--- Start of INFORMATION GIVEN ---
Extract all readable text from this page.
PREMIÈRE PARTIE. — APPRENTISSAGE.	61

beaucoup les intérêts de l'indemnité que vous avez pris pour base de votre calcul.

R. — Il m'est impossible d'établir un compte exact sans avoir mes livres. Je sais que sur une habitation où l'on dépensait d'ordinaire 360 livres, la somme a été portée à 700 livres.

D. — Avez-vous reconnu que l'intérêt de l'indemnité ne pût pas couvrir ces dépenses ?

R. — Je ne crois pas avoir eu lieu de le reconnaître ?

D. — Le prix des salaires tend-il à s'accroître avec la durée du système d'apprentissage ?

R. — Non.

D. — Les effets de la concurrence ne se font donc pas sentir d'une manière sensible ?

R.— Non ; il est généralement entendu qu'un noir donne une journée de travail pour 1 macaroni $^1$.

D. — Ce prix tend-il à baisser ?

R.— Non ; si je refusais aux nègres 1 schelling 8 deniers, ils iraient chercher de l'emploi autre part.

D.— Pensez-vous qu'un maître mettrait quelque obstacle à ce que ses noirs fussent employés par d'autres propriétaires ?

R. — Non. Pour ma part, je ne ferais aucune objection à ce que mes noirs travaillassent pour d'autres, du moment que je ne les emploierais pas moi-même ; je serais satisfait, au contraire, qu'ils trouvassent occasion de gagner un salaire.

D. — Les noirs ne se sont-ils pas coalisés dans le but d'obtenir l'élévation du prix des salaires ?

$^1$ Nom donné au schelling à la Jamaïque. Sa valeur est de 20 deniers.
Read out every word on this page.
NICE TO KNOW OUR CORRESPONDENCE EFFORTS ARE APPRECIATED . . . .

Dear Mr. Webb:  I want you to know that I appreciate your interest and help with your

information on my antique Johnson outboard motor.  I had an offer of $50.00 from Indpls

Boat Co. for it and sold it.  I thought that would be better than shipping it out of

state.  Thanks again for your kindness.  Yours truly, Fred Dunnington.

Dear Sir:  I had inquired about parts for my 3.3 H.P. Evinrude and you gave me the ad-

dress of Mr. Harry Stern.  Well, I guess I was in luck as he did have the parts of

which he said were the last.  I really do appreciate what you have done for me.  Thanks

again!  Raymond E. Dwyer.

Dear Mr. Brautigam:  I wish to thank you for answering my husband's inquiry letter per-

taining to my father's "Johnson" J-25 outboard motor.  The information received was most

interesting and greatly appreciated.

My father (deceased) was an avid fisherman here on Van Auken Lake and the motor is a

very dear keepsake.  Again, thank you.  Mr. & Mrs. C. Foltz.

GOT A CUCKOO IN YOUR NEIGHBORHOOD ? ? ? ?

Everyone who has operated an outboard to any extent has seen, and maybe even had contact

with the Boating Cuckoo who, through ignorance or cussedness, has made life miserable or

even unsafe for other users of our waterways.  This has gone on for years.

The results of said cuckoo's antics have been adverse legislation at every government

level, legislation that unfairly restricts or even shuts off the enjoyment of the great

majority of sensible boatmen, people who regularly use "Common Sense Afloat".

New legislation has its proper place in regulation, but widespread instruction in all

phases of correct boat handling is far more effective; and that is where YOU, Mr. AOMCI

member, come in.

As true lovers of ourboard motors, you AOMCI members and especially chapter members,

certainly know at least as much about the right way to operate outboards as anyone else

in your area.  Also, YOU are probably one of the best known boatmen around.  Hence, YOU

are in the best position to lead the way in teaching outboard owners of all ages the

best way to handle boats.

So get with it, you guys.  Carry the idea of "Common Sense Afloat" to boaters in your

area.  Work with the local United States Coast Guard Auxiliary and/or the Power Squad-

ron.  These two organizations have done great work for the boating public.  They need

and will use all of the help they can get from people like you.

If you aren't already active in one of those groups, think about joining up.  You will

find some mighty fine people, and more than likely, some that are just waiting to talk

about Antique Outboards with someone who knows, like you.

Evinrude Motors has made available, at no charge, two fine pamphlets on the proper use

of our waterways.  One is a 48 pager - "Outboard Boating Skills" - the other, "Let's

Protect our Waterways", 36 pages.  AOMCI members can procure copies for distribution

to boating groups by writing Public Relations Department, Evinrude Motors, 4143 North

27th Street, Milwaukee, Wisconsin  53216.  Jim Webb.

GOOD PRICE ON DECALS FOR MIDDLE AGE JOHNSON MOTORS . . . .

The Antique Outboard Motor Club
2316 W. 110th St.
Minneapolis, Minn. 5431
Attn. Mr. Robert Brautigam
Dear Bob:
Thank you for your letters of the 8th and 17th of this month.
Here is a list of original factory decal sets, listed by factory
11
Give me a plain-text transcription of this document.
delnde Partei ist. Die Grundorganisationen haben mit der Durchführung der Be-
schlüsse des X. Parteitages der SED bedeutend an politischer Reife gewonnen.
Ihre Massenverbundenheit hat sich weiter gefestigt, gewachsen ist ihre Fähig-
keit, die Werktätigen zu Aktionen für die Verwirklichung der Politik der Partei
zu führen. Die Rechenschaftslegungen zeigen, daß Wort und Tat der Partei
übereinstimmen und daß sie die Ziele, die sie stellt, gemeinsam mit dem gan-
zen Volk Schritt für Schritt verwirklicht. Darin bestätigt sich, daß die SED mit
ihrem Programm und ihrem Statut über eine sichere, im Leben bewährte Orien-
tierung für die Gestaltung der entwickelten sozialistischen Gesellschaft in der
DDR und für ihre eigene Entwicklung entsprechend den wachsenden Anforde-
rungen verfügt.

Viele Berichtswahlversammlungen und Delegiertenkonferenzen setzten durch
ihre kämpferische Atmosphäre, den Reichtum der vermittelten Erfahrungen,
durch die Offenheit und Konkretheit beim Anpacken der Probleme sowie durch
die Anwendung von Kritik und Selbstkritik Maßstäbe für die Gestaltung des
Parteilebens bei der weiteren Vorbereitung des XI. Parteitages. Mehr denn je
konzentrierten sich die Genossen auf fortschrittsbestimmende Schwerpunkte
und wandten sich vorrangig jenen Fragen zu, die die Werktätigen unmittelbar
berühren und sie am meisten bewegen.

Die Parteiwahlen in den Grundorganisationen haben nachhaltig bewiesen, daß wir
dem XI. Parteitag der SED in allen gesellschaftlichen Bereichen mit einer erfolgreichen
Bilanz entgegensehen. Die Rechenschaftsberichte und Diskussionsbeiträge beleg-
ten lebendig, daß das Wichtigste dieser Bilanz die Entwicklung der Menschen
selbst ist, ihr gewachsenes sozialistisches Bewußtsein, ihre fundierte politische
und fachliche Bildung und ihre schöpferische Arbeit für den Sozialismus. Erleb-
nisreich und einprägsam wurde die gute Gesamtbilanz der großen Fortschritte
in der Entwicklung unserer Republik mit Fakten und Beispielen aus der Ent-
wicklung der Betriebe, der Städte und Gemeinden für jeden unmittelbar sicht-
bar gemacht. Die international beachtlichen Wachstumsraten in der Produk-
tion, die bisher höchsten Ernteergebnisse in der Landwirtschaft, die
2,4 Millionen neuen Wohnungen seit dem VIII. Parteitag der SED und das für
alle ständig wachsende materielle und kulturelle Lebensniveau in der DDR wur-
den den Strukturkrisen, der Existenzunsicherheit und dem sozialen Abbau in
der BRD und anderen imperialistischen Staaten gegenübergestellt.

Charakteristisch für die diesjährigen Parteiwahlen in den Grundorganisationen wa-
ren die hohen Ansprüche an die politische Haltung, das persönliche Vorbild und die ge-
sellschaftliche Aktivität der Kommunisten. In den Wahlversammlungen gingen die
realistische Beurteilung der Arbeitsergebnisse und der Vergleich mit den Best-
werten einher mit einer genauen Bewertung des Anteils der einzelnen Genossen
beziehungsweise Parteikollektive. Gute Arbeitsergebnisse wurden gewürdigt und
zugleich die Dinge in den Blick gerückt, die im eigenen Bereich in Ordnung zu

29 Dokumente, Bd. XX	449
--- End of INFORMATION GIVEN ---
Return all of the entries exactly as written.

--- WRITTEN SOLUTION ---
Extract all readable text from this page.
PREMIÈRE PARTIE. — APPRENTISSAGE.	61

beaucoup les intérêts de l'indemnité que vous avez pris pour base de votre calcul.

R. — Il m'est impossible d'établir un compte exact sans avoir mes livres. Je sais que sur une habitation où l'on dépensait d'ordinaire 360 livres, la somme a été portée à 700 livres.

D. — Avez-vous reconnu que l'intérêt de l'indemnité ne pût pas couvrir ces dépenses ?

R. — Je ne crois pas avoir eu lieu de le reconnaître ?

D. — Le prix des salaires tend-il à s'accroître avec la durée du système d'apprentissage ?

R. — Non.

D. — Les effets de la concurrence ne se font donc pas sentir d'une manière sensible ?

R.— Non ; il est généralement entendu qu'un noir donne une journée de travail pour 1 macaroni $^1$.

D. — Ce prix tend-il à baisser ?

R.— Non ; si je refusais aux nègres 1 schelling 8 deniers, ils iraient chercher de l'emploi autre part.

D.— Pensez-vous qu'un maître mettrait quelque obstacle à ce que ses noirs fussent employés par d'autres propriétaires ?

R. — Non. Pour ma part, je ne ferais aucune objection à ce que mes noirs travaillassent pour d'autres, du moment que je ne les emploierais pas moi-même ; je serais satisfait, au contraire, qu'ils trouvassent occasion de gagner un salaire.

D. — Les noirs ne se sont-ils pas coalisés dans le but d'obtenir l'élévation du prix des salaires ?

$^1$ Nom donné au schelling à la Jamaïque. Sa valeur est de 20 deniers.
Read out every word on this page.
NICE TO KNOW OUR CORRESPONDENCE EFFORTS ARE APPRECIATED . . . .

Dear Mr. Webb:  I want you to know that I appreciate your interest and help with your

information on my antique Johnson outboard motor.  I had an offer of $50.00 from Indpls

Boat Co. for it and sold it.  I thought that would be better than shipping it out of

state.  Thanks again for your kindness.  Yours truly, Fred Dunnington.

Dear Sir:  I had inquired about parts for my 3.3 H.P. Evinrude and you gave me the ad-

dress of Mr. Harry Stern.  Well, I guess I was in luck as he did have the parts of

which he said were the last.  I really do appreciate what you have done for me.  Thanks

again!  Raymond E. Dwyer.

Dear Mr. Brautigam:  I wish to thank you for answering my husband's inquiry letter per-

taining to my father's "Johnson" J-25 outboard motor.  The information received was most

interesting and greatly appreciated.

My father (deceased) was an avid fisherman here on Van Auken Lake and the motor is a

very dear keepsake.  Again, thank you.  Mr. & Mrs. C. Foltz.

GOT A CUCKOO IN YOUR NEIGHBORHOOD ? ? ? ?

Everyone who has operated an outboard to any extent has seen, and maybe even had contact

with the Boating Cuckoo who, through ignorance or cussedness, has made life miserable or

even unsafe for other users of our waterways.  This has gone on for years.

The results of said cuckoo's antics have been adverse legislation at every government

level, legislation that unfairly restricts or even shuts off the enjoyment of the great

majority of sensible boatmen, people who regularly use "Common Sense Afloat".

New legislation has its proper place in regulation, but widespread instruction in all

phases of correct boat handling is far more effective; and that is where YOU, Mr. AOMCI

member, come in.

As true lovers of ourboard motors, you AOMCI members and especially chapter members,

certainly know at least as much about the right way to operate outboards as anyone else

in your area.  Also, YOU are probably one of the best known boatmen around.  Hence, YOU

are in the best position to lead the way in teaching outboard owners of all ages the

best way to handle boats.

So get with it, you guys.  Carry the idea of "Common Sense Afloat" to boaters in your

area.  Work with the local United States Coast Guard Auxiliary and/or the Power Squad-

ron.  These two organizations have done great work for the boating public.  They need

and will use all of the help they can get from people like you.

If you aren't already active in one of those groups, think about joining up.  You will

find some mighty fine people, and more than likely, some that are just waiting to talk

about Antique Outboards with someone who knows, like you.

Evinrude Motors has made available, at no charge, two fine pamphlets on the proper use

of our waterways.  One is a 48 pager - "Outboard Boating Skills" - the other, "Let's

Protect our Waterways", 36 pages.  AOMCI members can procure copies for distribution

to boating groups by writing Public Relations Department, Evinrude Motors, 4143 North

27th Street, Milwaukee, Wisconsin  53216.  Jim Webb.

GOOD PRICE ON DECALS FOR MIDDLE AGE JOHNSON MOTORS . . . .

The Antique Outboard Motor Club
2316 W. 110th St.
Minneapolis, Minn. 5431
Attn. Mr. Robert Brautigam
Dear Bob:
Thank you for your letters of the 8th and 17th of this month.
Here is a list of original factory decal sets, listed by factory
11
Give me a plain-text transcription of this document.
delnde Partei ist. Die Grundorganisationen haben mit der Durchführung der Be-
schlüsse des X. Parteitages der SED bedeutend an politischer Reife gewonnen.
Ihre Massenverbundenheit hat sich weiter gefestigt, gewachsen ist ihre Fähig-
keit, die Werktätigen zu Aktionen für die Verwirklichung der Politik der Partei
zu führen. Die Rechenschaftslegungen zeigen, daß Wort und Tat der Partei
übereinstimmen und daß sie die Ziele, die sie stellt, gemeinsam mit dem gan-
zen Volk Schritt für Schritt verwirklicht. Darin bestätigt sich, daß die SED mit
ihrem Programm und ihrem Statut über eine sichere, im Leben bewährte Orien-
tierung für die Gestaltung der entwickelten sozialistischen Gesellschaft in der
DDR und für ihre eigene Entwicklung entsprechend den wachsenden Anforde-
rungen verfügt.

Viele Berichtswahlversammlungen und Delegiertenkonferenzen setzten durch
ihre kämpferische Atmosphäre, den Reichtum der vermittelten Erfahrungen,
durch die Offenheit und Konkretheit beim Anpacken der Probleme sowie durch
die Anwendung von Kritik und Selbstkritik Maßstäbe für die Gestaltung des
Parteilebens bei der weiteren Vorbereitung des XI. Parteitages. Mehr denn je
konzentrierten sich die Genossen auf fortschrittsbestimmende Schwerpunkte
und wandten sich vorrangig jenen Fragen zu, die die Werktätigen unmittelbar
berühren und sie am meisten bewegen.

Die Parteiwahlen in den Grundorganisationen haben nachhaltig bewiesen, daß wir
dem XI. Parteitag der SED in allen gesellschaftlichen Bereichen mit einer erfolgreichen
Bilanz entgegensehen. Die Rechenschaftsberichte und Diskussionsbeiträge beleg-
ten lebendig, daß das Wichtigste dieser Bilanz die Entwicklung der Menschen
selbst ist, ihr gewachsenes sozialistisches Bewußtsein, ihre fundierte politische
und fachliche Bildung und ihre schöpferische Arbeit für den Sozialismus. Erleb-
nisreich und einprägsam wurde die gute Gesamtbilanz der großen Fortschritte
in der Entwicklung unserer Republik mit Fakten und Beispielen aus der Ent-
wicklung der Betriebe, der Städte und Gemeinden für jeden unmittelbar sicht-
bar gemacht. Die international beachtlichen Wachstumsraten in der Produk-
tion, die bisher höchsten Ernteergebnisse in der Landwirtschaft, die
2,4 Millionen neuen Wohnungen seit dem VIII. Parteitag der SED und das für
alle ständig wachsende materielle und kulturelle Lebensniveau in der DDR wur-
den den Strukturkrisen, der Existenzunsicherheit und dem sozialen Abbau in
der BRD und anderen imperialistischen Staaten gegenübergestellt.

Charakteristisch für die diesjährigen Parteiwahlen in den Grundorganisationen wa-
ren die hohen Ansprüche an die politische Haltung, das persönliche Vorbild und die ge-
sellschaftliche Aktivität der Kommunisten. In den Wahlversammlungen gingen die
realistische Beurteilung der Arbeitsergebnisse und der Vergleich mit den Best-
werten einher mit einer genauen Bewertung des Anteils der einzelnen Genossen
beziehungsweise Parteikollektive. Gute Arbeitsergebnisse wurden gewürdigt und
zugleich die Dinge in den Blick gerückt, die im eigenen Bereich in Ordnung zu

29 Dokumente, Bd. XX	449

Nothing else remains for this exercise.